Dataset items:

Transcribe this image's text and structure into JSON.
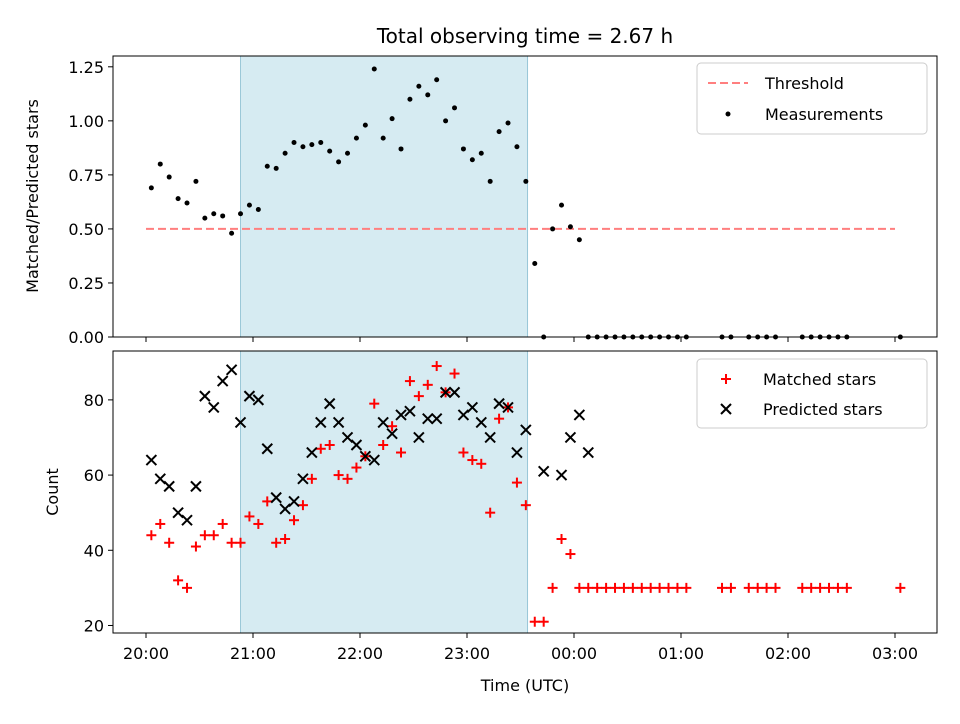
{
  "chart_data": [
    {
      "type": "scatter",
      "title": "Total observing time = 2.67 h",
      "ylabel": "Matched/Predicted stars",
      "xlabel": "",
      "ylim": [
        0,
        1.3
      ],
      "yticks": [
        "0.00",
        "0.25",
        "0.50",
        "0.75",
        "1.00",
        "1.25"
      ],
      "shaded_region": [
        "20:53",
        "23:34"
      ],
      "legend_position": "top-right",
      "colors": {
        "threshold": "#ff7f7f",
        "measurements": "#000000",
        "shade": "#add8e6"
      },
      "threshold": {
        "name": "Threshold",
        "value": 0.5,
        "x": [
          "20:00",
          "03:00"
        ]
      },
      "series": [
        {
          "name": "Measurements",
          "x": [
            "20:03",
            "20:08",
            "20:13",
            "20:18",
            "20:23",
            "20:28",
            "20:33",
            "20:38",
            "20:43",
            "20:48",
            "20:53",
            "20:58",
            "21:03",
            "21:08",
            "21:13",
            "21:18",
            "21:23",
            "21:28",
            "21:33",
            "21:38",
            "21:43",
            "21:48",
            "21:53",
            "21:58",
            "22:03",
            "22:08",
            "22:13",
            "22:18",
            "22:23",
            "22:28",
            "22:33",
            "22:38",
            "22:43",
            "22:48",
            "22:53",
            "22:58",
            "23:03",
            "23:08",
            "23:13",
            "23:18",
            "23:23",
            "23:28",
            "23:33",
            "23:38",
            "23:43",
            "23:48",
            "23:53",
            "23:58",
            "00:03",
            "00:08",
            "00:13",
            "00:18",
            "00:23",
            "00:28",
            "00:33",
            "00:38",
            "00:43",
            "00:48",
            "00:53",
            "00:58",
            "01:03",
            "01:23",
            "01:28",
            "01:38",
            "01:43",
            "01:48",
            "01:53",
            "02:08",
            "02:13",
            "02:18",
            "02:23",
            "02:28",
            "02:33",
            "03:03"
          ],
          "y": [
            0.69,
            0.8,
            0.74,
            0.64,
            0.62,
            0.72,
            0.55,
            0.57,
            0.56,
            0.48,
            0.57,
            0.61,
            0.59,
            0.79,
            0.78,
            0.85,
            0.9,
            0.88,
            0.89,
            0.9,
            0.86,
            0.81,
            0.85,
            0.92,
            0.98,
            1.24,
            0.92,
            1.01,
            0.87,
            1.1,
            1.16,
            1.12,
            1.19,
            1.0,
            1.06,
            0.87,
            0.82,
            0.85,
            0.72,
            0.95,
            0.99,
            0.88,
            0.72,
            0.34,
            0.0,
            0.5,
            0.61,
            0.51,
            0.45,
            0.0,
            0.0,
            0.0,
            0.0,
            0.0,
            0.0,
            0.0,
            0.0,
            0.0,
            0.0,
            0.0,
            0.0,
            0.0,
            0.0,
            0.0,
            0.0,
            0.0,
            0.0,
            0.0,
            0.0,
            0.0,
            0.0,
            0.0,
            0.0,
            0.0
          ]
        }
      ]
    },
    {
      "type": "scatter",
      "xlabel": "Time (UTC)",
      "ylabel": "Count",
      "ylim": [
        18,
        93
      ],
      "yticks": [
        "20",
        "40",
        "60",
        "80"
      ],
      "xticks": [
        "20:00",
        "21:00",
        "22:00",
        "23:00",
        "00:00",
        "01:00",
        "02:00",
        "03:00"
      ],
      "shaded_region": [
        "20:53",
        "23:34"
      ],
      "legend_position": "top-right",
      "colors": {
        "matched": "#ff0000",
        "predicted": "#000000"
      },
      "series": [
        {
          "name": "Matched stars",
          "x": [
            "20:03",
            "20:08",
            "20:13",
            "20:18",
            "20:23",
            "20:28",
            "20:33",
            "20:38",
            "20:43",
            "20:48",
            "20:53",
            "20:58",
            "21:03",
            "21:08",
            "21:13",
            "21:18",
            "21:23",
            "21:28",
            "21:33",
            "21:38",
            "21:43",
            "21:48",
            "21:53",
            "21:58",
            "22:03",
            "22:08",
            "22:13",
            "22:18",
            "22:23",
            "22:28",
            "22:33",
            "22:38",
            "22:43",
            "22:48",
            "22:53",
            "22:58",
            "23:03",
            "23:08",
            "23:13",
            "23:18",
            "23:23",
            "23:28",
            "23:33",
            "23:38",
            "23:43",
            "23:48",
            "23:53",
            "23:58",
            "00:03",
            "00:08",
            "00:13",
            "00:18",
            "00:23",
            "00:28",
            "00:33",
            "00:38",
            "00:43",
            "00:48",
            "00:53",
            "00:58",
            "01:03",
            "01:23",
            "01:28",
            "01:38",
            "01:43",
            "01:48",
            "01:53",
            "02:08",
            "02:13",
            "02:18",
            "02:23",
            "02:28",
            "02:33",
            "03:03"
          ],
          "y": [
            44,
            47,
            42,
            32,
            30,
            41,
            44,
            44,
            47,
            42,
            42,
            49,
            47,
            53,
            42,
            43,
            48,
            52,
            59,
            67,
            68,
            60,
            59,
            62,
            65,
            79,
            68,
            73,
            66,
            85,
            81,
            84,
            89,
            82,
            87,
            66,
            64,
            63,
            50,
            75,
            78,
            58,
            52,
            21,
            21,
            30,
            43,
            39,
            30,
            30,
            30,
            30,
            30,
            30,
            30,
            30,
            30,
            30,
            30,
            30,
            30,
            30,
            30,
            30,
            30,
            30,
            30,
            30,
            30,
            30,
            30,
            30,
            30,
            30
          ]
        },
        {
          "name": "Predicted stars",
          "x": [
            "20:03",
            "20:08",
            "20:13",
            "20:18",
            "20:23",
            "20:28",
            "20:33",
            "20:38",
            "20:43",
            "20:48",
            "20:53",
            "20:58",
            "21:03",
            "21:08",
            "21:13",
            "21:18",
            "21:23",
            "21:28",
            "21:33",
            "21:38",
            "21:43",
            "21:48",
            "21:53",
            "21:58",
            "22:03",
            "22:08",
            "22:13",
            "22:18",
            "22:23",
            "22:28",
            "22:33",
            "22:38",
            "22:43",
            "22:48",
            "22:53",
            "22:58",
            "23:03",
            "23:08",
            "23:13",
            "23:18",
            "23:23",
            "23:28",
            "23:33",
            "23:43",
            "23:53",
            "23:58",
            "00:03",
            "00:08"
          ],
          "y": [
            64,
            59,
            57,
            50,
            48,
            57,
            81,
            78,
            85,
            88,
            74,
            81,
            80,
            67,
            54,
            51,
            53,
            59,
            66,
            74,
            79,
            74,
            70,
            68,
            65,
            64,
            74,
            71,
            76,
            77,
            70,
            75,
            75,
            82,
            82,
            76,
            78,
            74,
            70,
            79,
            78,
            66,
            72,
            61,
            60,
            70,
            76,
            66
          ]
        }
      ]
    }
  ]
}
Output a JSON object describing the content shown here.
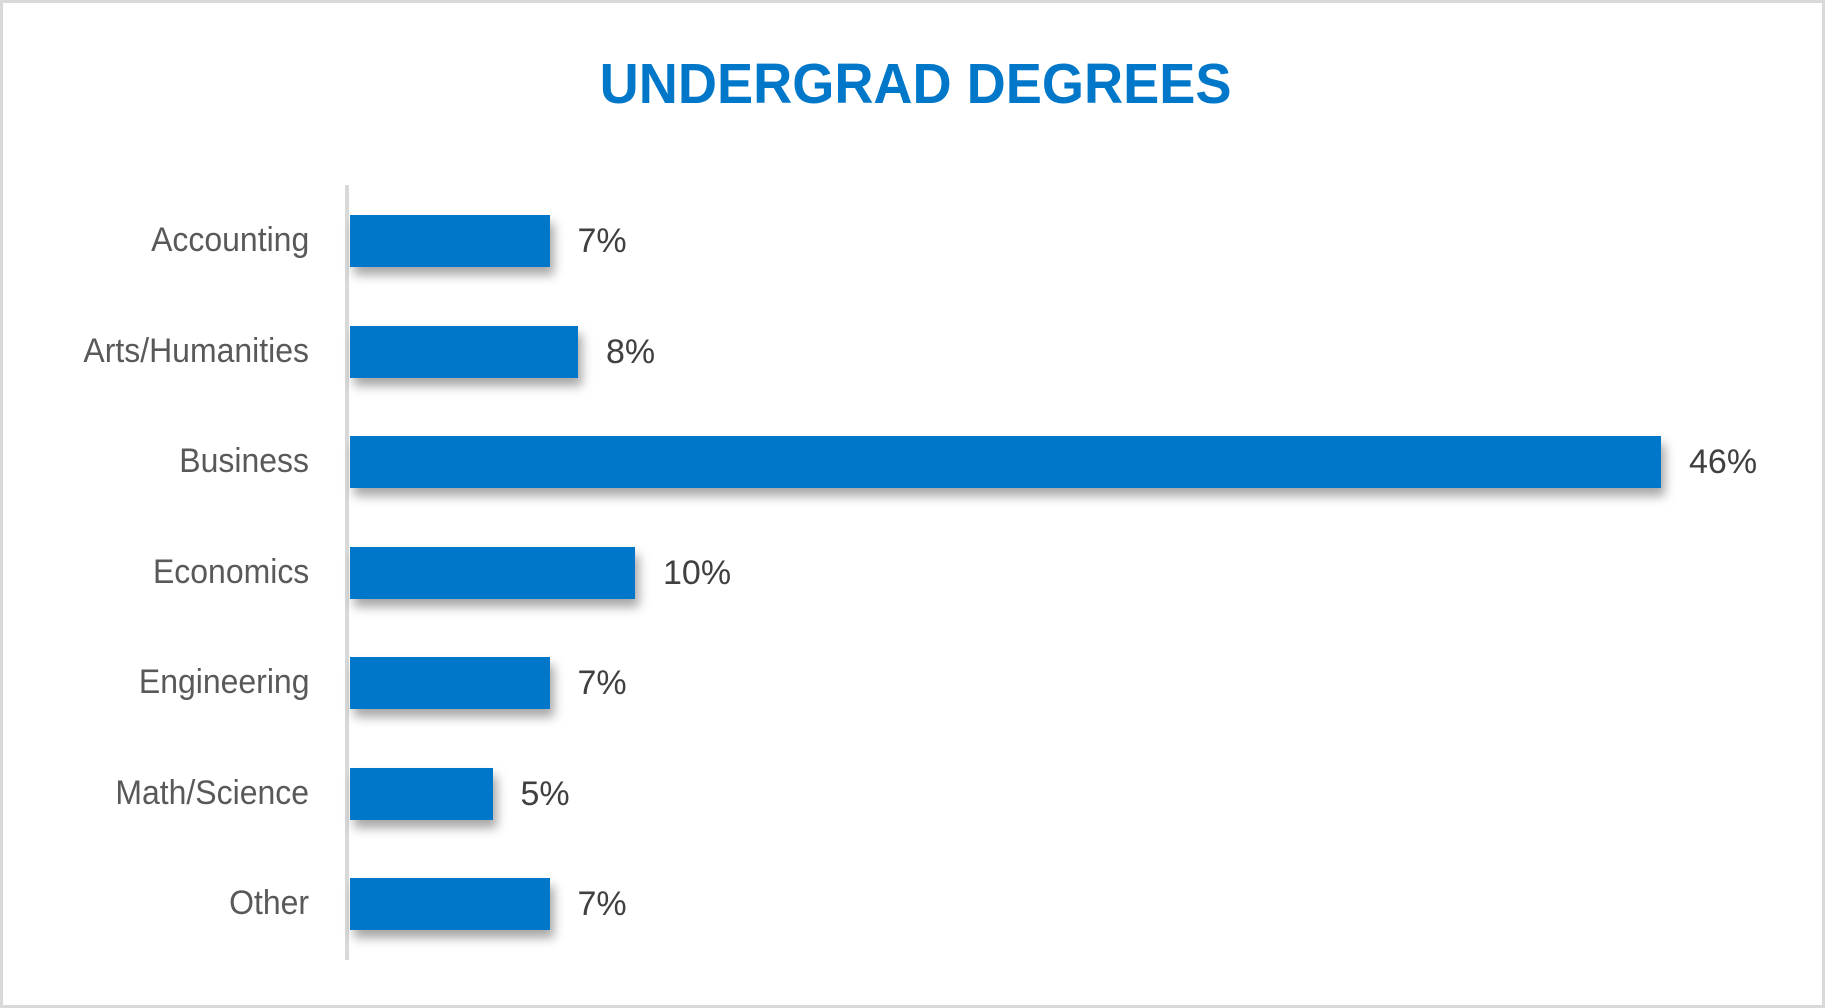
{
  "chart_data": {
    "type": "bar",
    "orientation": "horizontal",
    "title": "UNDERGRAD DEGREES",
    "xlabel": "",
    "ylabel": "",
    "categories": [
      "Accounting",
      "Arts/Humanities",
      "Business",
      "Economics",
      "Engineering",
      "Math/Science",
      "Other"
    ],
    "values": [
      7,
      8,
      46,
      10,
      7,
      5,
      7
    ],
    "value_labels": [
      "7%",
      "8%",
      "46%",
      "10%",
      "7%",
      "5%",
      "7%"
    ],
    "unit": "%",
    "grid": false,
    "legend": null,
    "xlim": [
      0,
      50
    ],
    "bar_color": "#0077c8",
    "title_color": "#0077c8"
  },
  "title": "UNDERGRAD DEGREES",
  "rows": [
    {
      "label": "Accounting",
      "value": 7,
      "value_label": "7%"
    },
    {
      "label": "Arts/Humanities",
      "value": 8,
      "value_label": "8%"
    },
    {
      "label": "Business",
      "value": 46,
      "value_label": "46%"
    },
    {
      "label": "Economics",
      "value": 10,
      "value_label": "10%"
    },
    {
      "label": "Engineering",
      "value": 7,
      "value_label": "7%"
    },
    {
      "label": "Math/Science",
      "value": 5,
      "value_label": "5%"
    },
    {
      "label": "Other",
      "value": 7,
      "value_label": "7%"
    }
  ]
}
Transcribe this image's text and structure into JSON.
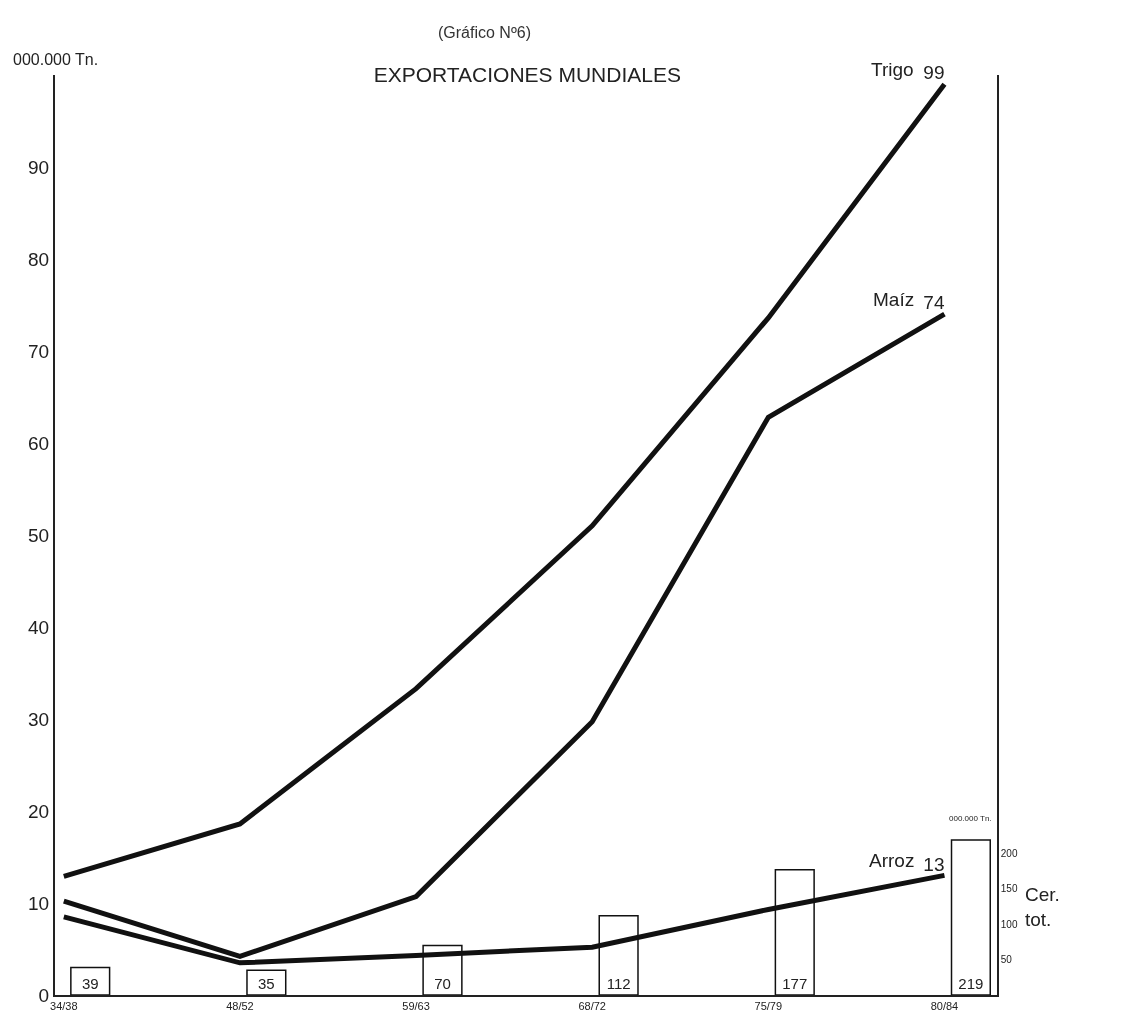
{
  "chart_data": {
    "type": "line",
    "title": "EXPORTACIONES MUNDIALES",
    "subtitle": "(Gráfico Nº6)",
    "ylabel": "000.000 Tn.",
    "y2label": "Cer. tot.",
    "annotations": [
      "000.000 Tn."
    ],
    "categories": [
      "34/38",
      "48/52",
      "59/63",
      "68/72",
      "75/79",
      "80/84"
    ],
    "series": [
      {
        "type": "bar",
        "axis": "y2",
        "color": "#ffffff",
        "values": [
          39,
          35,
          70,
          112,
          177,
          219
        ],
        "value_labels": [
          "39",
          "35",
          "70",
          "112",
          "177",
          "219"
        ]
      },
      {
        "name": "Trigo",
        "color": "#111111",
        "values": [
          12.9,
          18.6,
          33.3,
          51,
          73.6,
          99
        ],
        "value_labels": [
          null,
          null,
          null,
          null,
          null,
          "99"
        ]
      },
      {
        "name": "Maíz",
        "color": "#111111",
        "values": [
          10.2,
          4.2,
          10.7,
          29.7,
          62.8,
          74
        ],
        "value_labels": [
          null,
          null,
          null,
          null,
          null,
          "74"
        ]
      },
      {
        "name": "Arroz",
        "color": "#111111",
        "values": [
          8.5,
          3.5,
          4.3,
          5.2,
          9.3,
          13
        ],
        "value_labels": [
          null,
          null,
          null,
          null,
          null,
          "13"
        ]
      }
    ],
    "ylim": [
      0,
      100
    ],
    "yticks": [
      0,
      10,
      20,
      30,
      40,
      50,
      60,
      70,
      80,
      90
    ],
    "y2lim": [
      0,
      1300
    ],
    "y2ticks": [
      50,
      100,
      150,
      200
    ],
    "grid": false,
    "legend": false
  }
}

Exercise task ▸
Copy each line of the entries that includes the word "Humanities".

Written solution ▸
      "Arts/Humanities",
      "label": "Arts/Humanities",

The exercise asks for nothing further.